┌─ Input for this task

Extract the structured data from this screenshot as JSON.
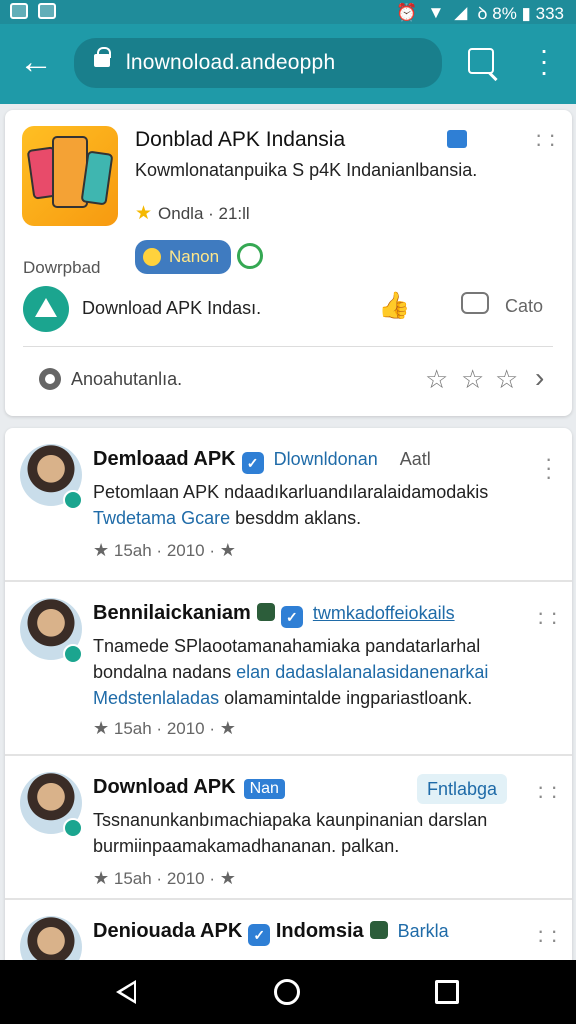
{
  "statusbar": {
    "right_text": "ꝺ 8% ▮ 333"
  },
  "browser": {
    "url": "lnownoload.andeopph"
  },
  "app_card": {
    "title": "Donblad APK Indansia",
    "subtitle": "Kowmlonatanpuika S p4K Indanianlbansia.",
    "rating": "Ondla · 21:ll",
    "download_label": "Dowrpbad",
    "nation_label": "Nanon",
    "brand_name": "Download APK Indası.",
    "comment_label": "Cato",
    "search_label": "Anoahutanlıa."
  },
  "posts": [
    {
      "name": "Demloaad APK",
      "tag": "Dlownldonan",
      "tag2": "Aatl",
      "line1": "Petomlaan APK ndaadıkarluandılaralaidamodakis",
      "line2a": "Twdetama",
      "line2b": "Gcare",
      "line2c": "besddm aklans.",
      "meta_time": "15ah",
      "meta_count": "2010"
    },
    {
      "name": "Bennilaickaniam",
      "tag": "twmkadoffeiokails",
      "line1": "Tnamede SPlaootamanahamiaka pandatarlarhal",
      "line2": "bondalna nadans",
      "line2b": "elan dadaslalanalasidanenarkai",
      "line3a": "Medstenlaladas",
      "line3b": "olamamintalde ingpariastloank.",
      "meta_time": "15ah",
      "meta_count": "2010"
    },
    {
      "name": "Download APK",
      "tag": "Nan",
      "pill": "Fntlabga",
      "line1": "Tssnanunkanbımachiapaka kaunpinanian darslan",
      "line2": "burmiinpaamakamadhananan. palkan.",
      "meta_time": "15ah",
      "meta_count": "2010"
    },
    {
      "name": "Deniouada APK",
      "name2": "Indomsia",
      "tag": "Barkla"
    }
  ]
}
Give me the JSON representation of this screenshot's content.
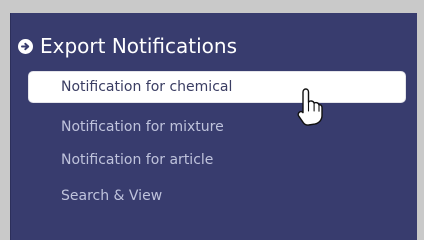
{
  "menu": {
    "heading": "Export Notifications",
    "heading_icon": "circle-arrow-right-icon",
    "items": [
      {
        "label": "Notification for chemical",
        "active": true
      },
      {
        "label": "Notification for mixture",
        "active": false
      },
      {
        "label": "Notification for article",
        "active": false
      },
      {
        "label": "Search & View",
        "active": false
      }
    ]
  },
  "cursor": {
    "icon": "hand-pointer-icon"
  },
  "colors": {
    "panel_background": "#383c6e",
    "frame_background": "#c9c9c9",
    "heading_text": "#ffffff",
    "item_text": "#bfc3dc",
    "active_background": "#ffffff",
    "active_text": "#3a3d63"
  }
}
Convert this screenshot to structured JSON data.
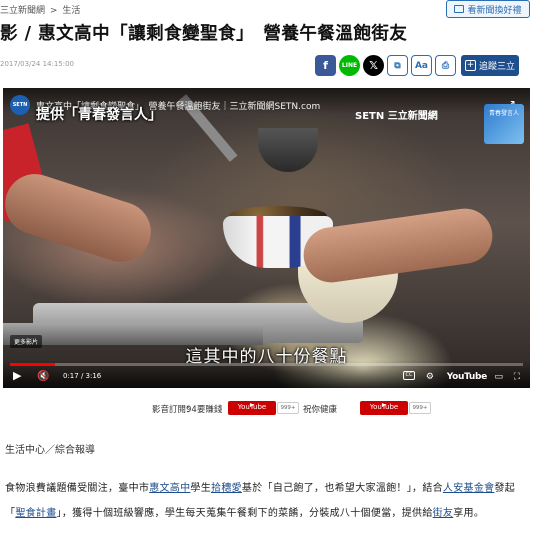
{
  "breadcrumb": {
    "home": "三立新聞網",
    "sep": ">",
    "section": "生活"
  },
  "top_link": {
    "label": "看新聞換好禮"
  },
  "headline": "影 / 惠文高中「讓剩食變聖食」　營養午餐溫飽街友",
  "meta": {
    "datetime": "2017/03/24 14:15:00"
  },
  "share": {
    "facebook": "f",
    "line": "LINE",
    "x": "𝕏",
    "link": "⧉",
    "font": "Aa",
    "print": "⎙",
    "follow": "追蹤三立"
  },
  "video": {
    "channel_logo": "SETN",
    "title": "惠文高中「讓剩食變聖食」　營養午餐溫飽街友｜三立新聞網SETN.com",
    "stripe_text": "提供「青春發言人」",
    "brand": "SETN 三立新聞網",
    "thumb_text": "青春發言人",
    "more": "更多影片",
    "subtitle": "這其中的八十份餐點",
    "time": "0:17 / 3:16",
    "progress_fraction": 0.087,
    "youtube": "YouTube"
  },
  "subscribe": {
    "label": "影音訂閱：",
    "channel1": "94要賺錢",
    "yt1": "YouTube",
    "count1": "999+",
    "channel2": "祝你健康",
    "yt2": "YouTube",
    "count2": "999+"
  },
  "byline": "生活中心／綜合報導",
  "paragraph": {
    "p1": "食物浪費議題備受關注，臺中市",
    "link1": "惠文高中",
    "p2": "學生",
    "link2": "拾穗愛",
    "p3": "基於「自己飽了，也希望大家溫飽！」，結合",
    "link3": "人安基金會",
    "p4": "發起「",
    "link4": "聖食計畫",
    "p5": "」，獲得十個班級響應，學生每天蒐集午餐剩下的菜餚，分裝成八十個便當，提供給",
    "link5": "街友",
    "p6": "享用。"
  }
}
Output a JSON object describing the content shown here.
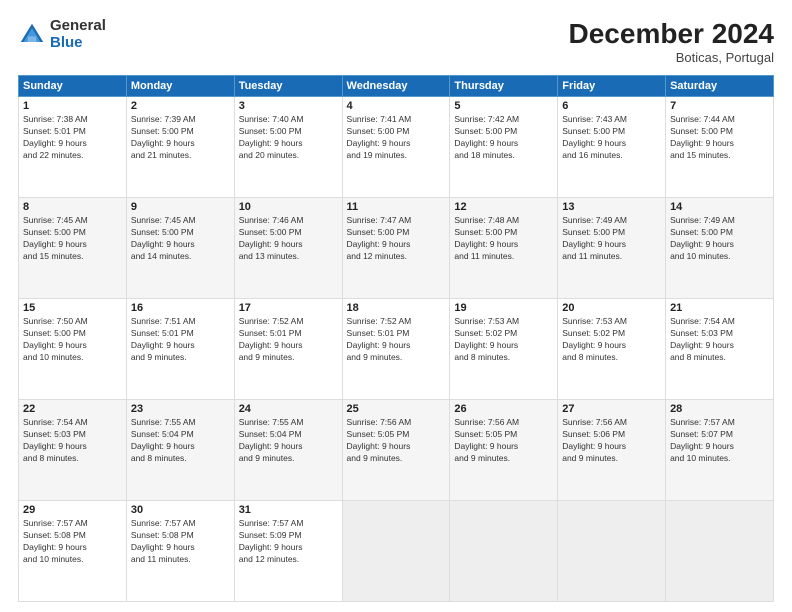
{
  "header": {
    "logo_general": "General",
    "logo_blue": "Blue",
    "month_title": "December 2024",
    "subtitle": "Boticas, Portugal"
  },
  "days_of_week": [
    "Sunday",
    "Monday",
    "Tuesday",
    "Wednesday",
    "Thursday",
    "Friday",
    "Saturday"
  ],
  "weeks": [
    [
      {
        "day": "1",
        "info": "Sunrise: 7:38 AM\nSunset: 5:01 PM\nDaylight: 9 hours\nand 22 minutes."
      },
      {
        "day": "2",
        "info": "Sunrise: 7:39 AM\nSunset: 5:00 PM\nDaylight: 9 hours\nand 21 minutes."
      },
      {
        "day": "3",
        "info": "Sunrise: 7:40 AM\nSunset: 5:00 PM\nDaylight: 9 hours\nand 20 minutes."
      },
      {
        "day": "4",
        "info": "Sunrise: 7:41 AM\nSunset: 5:00 PM\nDaylight: 9 hours\nand 19 minutes."
      },
      {
        "day": "5",
        "info": "Sunrise: 7:42 AM\nSunset: 5:00 PM\nDaylight: 9 hours\nand 18 minutes."
      },
      {
        "day": "6",
        "info": "Sunrise: 7:43 AM\nSunset: 5:00 PM\nDaylight: 9 hours\nand 16 minutes."
      },
      {
        "day": "7",
        "info": "Sunrise: 7:44 AM\nSunset: 5:00 PM\nDaylight: 9 hours\nand 15 minutes."
      }
    ],
    [
      {
        "day": "8",
        "info": "Sunrise: 7:45 AM\nSunset: 5:00 PM\nDaylight: 9 hours\nand 15 minutes."
      },
      {
        "day": "9",
        "info": "Sunrise: 7:45 AM\nSunset: 5:00 PM\nDaylight: 9 hours\nand 14 minutes."
      },
      {
        "day": "10",
        "info": "Sunrise: 7:46 AM\nSunset: 5:00 PM\nDaylight: 9 hours\nand 13 minutes."
      },
      {
        "day": "11",
        "info": "Sunrise: 7:47 AM\nSunset: 5:00 PM\nDaylight: 9 hours\nand 12 minutes."
      },
      {
        "day": "12",
        "info": "Sunrise: 7:48 AM\nSunset: 5:00 PM\nDaylight: 9 hours\nand 11 minutes."
      },
      {
        "day": "13",
        "info": "Sunrise: 7:49 AM\nSunset: 5:00 PM\nDaylight: 9 hours\nand 11 minutes."
      },
      {
        "day": "14",
        "info": "Sunrise: 7:49 AM\nSunset: 5:00 PM\nDaylight: 9 hours\nand 10 minutes."
      }
    ],
    [
      {
        "day": "15",
        "info": "Sunrise: 7:50 AM\nSunset: 5:00 PM\nDaylight: 9 hours\nand 10 minutes."
      },
      {
        "day": "16",
        "info": "Sunrise: 7:51 AM\nSunset: 5:01 PM\nDaylight: 9 hours\nand 9 minutes."
      },
      {
        "day": "17",
        "info": "Sunrise: 7:52 AM\nSunset: 5:01 PM\nDaylight: 9 hours\nand 9 minutes."
      },
      {
        "day": "18",
        "info": "Sunrise: 7:52 AM\nSunset: 5:01 PM\nDaylight: 9 hours\nand 9 minutes."
      },
      {
        "day": "19",
        "info": "Sunrise: 7:53 AM\nSunset: 5:02 PM\nDaylight: 9 hours\nand 8 minutes."
      },
      {
        "day": "20",
        "info": "Sunrise: 7:53 AM\nSunset: 5:02 PM\nDaylight: 9 hours\nand 8 minutes."
      },
      {
        "day": "21",
        "info": "Sunrise: 7:54 AM\nSunset: 5:03 PM\nDaylight: 9 hours\nand 8 minutes."
      }
    ],
    [
      {
        "day": "22",
        "info": "Sunrise: 7:54 AM\nSunset: 5:03 PM\nDaylight: 9 hours\nand 8 minutes."
      },
      {
        "day": "23",
        "info": "Sunrise: 7:55 AM\nSunset: 5:04 PM\nDaylight: 9 hours\nand 8 minutes."
      },
      {
        "day": "24",
        "info": "Sunrise: 7:55 AM\nSunset: 5:04 PM\nDaylight: 9 hours\nand 9 minutes."
      },
      {
        "day": "25",
        "info": "Sunrise: 7:56 AM\nSunset: 5:05 PM\nDaylight: 9 hours\nand 9 minutes."
      },
      {
        "day": "26",
        "info": "Sunrise: 7:56 AM\nSunset: 5:05 PM\nDaylight: 9 hours\nand 9 minutes."
      },
      {
        "day": "27",
        "info": "Sunrise: 7:56 AM\nSunset: 5:06 PM\nDaylight: 9 hours\nand 9 minutes."
      },
      {
        "day": "28",
        "info": "Sunrise: 7:57 AM\nSunset: 5:07 PM\nDaylight: 9 hours\nand 10 minutes."
      }
    ],
    [
      {
        "day": "29",
        "info": "Sunrise: 7:57 AM\nSunset: 5:08 PM\nDaylight: 9 hours\nand 10 minutes."
      },
      {
        "day": "30",
        "info": "Sunrise: 7:57 AM\nSunset: 5:08 PM\nDaylight: 9 hours\nand 11 minutes."
      },
      {
        "day": "31",
        "info": "Sunrise: 7:57 AM\nSunset: 5:09 PM\nDaylight: 9 hours\nand 12 minutes."
      },
      {
        "day": "",
        "info": ""
      },
      {
        "day": "",
        "info": ""
      },
      {
        "day": "",
        "info": ""
      },
      {
        "day": "",
        "info": ""
      }
    ]
  ]
}
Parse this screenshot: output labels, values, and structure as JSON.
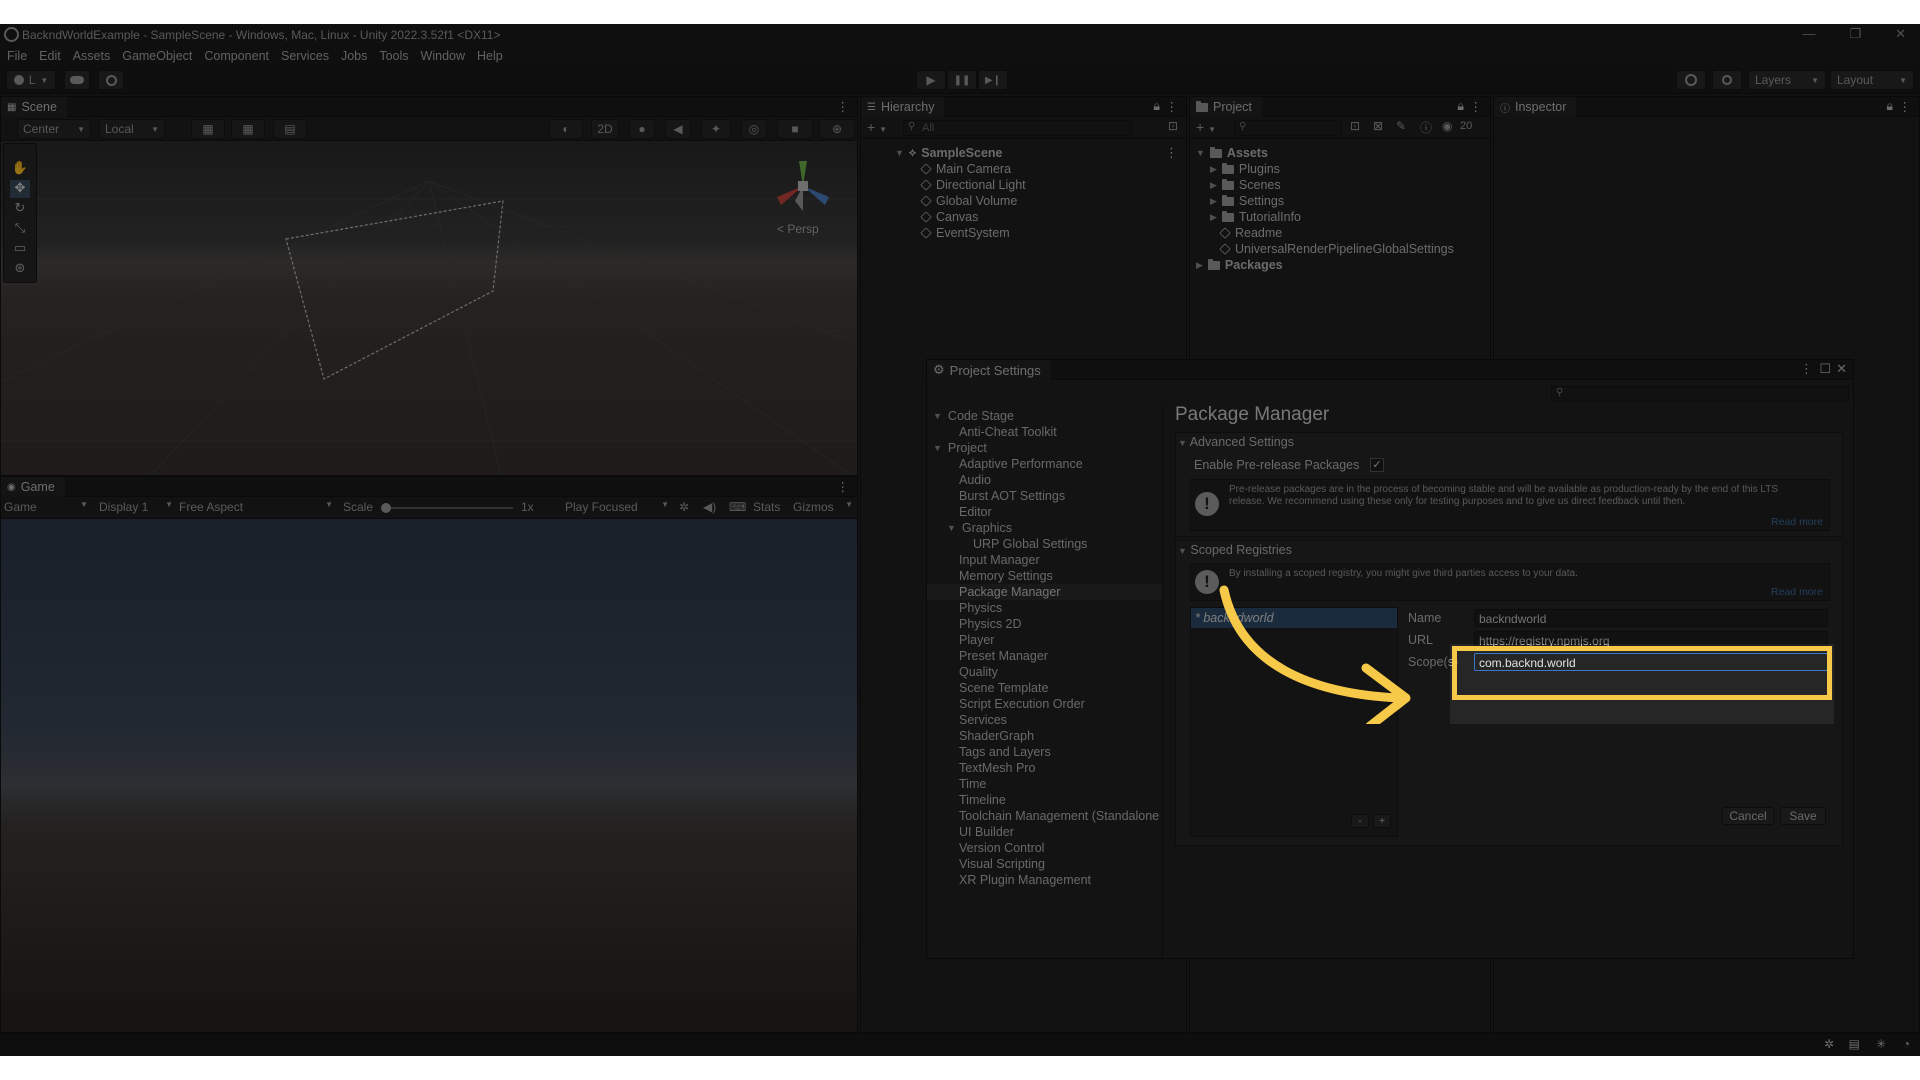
{
  "window": {
    "title": "BackndWorldExample - SampleScene - Windows, Mac, Linux - Unity 2022.3.52f1 <DX11>",
    "controls": [
      "—",
      "❐",
      "✕"
    ]
  },
  "menu": [
    "File",
    "Edit",
    "Assets",
    "GameObject",
    "Component",
    "Services",
    "Jobs",
    "Tools",
    "Window",
    "Help"
  ],
  "toolbar": {
    "account_label": "L",
    "layers_label": "Layers",
    "layout_label": "Layout",
    "play_icon": "▶",
    "pause_icon": "❚❚",
    "step_icon": "▶❙"
  },
  "scene": {
    "tab": "Scene",
    "pivot_label": "Center",
    "space_label": "Local",
    "mode_2d": "2D",
    "persp_label": "Persp"
  },
  "game": {
    "tab": "Game",
    "mode": "Game",
    "display": "Display 1",
    "aspect": "Free Aspect",
    "scale_label": "Scale",
    "scale_value": "1x",
    "play_focus": "Play Focused",
    "stats": "Stats",
    "gizmos": "Gizmos"
  },
  "hierarchy": {
    "tab": "Hierarchy",
    "search_placeholder": "All",
    "scene": "SampleScene",
    "items": [
      "Main Camera",
      "Directional Light",
      "Global Volume",
      "Canvas",
      "EventSystem"
    ]
  },
  "project": {
    "tab": "Project",
    "badge_count": "20",
    "root": "Assets",
    "folders": [
      "Plugins",
      "Scenes",
      "Settings",
      "TutorialInfo"
    ],
    "files": [
      "Readme",
      "UniversalRenderPipelineGlobalSettings"
    ],
    "packages": "Packages"
  },
  "inspector": {
    "tab": "Inspector"
  },
  "project_settings": {
    "title": "Project Settings",
    "nav": {
      "code_stage": "Code Stage",
      "anti_cheat": "Anti-Cheat Toolkit",
      "project": "Project",
      "items_a": [
        "Adaptive Performance",
        "Audio",
        "Burst AOT Settings",
        "Editor"
      ],
      "graphics": "Graphics",
      "urp": "URP Global Settings",
      "items_b": [
        "Input Manager",
        "Memory Settings",
        "Package Manager",
        "Physics",
        "Physics 2D",
        "Player",
        "Preset Manager",
        "Quality",
        "Scene Template",
        "Script Execution Order",
        "Services",
        "ShaderGraph",
        "Tags and Layers",
        "TextMesh Pro",
        "Time",
        "Timeline",
        "Toolchain Management (Standalone",
        "UI Builder",
        "Version Control",
        "Visual Scripting",
        "XR Plugin Management"
      ],
      "selected": "Package Manager"
    },
    "heading": "Package Manager",
    "advanced": {
      "title": "Advanced Settings",
      "prerelease_label": "Enable Pre-release Packages",
      "prerelease_checked": true,
      "info_line1": "Pre-release packages are in the process of becoming stable and will be available as production-ready by the end of this LTS",
      "info_line2": "release. We recommend using these only for testing purposes and to give us direct feedback until then.",
      "read_more": "Read more"
    },
    "scoped": {
      "title": "Scoped Registries",
      "info": "By installing a scoped registry, you might give third parties access to your data.",
      "read_more": "Read more",
      "registry_item": "* backndworld",
      "name_label": "Name",
      "name_value": "backndworld",
      "url_label": "URL",
      "url_value": "https://registry.npmjs.org",
      "scope_label": "Scope(s)",
      "scope_value": "com.backnd.world",
      "minus": "-",
      "plus": "+",
      "cancel": "Cancel",
      "save": "Save"
    }
  },
  "annotation_colors": {
    "highlight": "#f7c948",
    "overlay": "#000000"
  }
}
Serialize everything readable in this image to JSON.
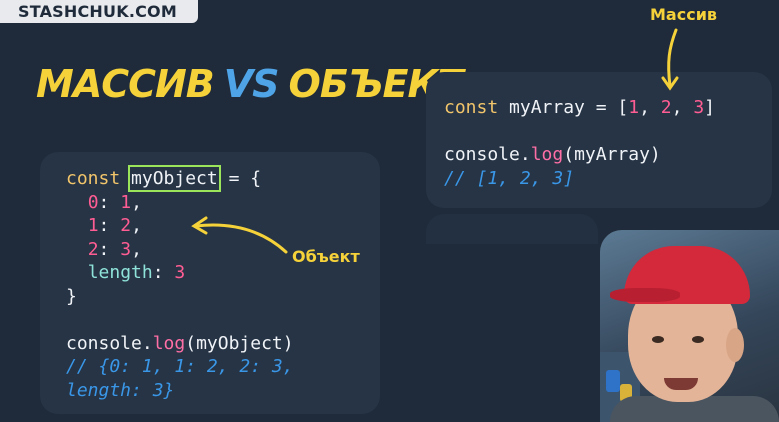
{
  "brand": {
    "logo_text": "STASHCHUK.COM"
  },
  "headline": {
    "part_a": "МАССИВ",
    "vs": "VS",
    "part_b": "ОБЪЕКТ"
  },
  "annotations": {
    "array_label": "Массив",
    "object_label": "Объект"
  },
  "colors": {
    "accent_yellow": "#f6d23a",
    "accent_blue": "#4fa4e8",
    "highlight_box": "#9be55a",
    "background": "#1f2b3a"
  },
  "left_code": {
    "l1_kw": "const",
    "l1_name": "myObject",
    "l1_rest": " = {",
    "l2_key": "0",
    "l2_val": "1",
    "l3_key": "1",
    "l3_val": "2",
    "l4_key": "2",
    "l4_val": "3",
    "l5_key": "length",
    "l5_val": "3",
    "l6": "}",
    "l8_obj": "console",
    "l8_fn": "log",
    "l8_arg": "myObject",
    "l9_comment": "// {0: 1, 1: 2, 2: 3,",
    "l10_comment": "length: 3}"
  },
  "right_code": {
    "l1_kw": "const",
    "l1_name": "myArray",
    "l1_eq": " = [",
    "v1": "1",
    "v2": "2",
    "v3": "3",
    "l3_obj": "console",
    "l3_fn": "log",
    "l3_arg": "myArray",
    "l4_comment": "// [1, 2, 3]"
  },
  "webcam": {
    "description_icon": "presenter-video-feed"
  }
}
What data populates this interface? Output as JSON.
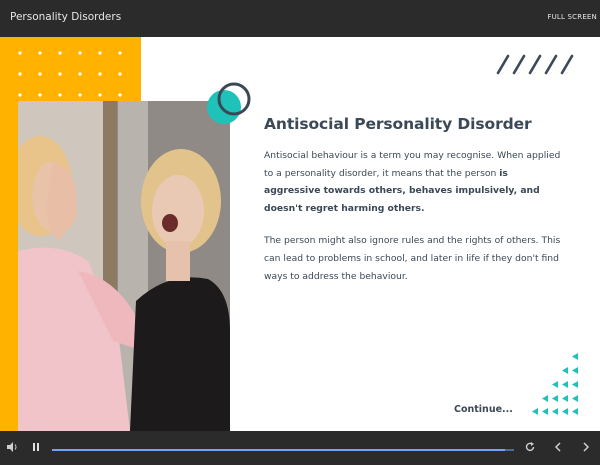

└─

→ **Exercise description**: Extract from the data every line where "營養午餐溫飽街友" shows up.

→ **Full response**:
  "headline": "影 / 惠文高中「讓剩食變聖食」　營養午餐溫飽街友",
    "title": "惠文高中「讓剩食變聖食」　營養午餐溫飽街友｜三立新聞網SETN.com",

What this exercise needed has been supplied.